* **Objective**: Could you output each line of the data that follows exactly?

* **Exercise input**:
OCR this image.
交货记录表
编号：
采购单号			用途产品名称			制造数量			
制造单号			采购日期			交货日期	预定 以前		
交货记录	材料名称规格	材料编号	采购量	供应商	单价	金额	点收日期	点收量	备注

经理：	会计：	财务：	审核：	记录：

* **Task output**:
OCR this image.
交货记录表
编号：
采购单号			用途产品名称			制造数量			
制造单号			采购日期			交货日期	预定 以前		
交货记录	材料名称规格	材料编号	采购量	供应商	单价	金额	点收日期	点收量	备注

经理：	会计：	财务：	审核：	记录：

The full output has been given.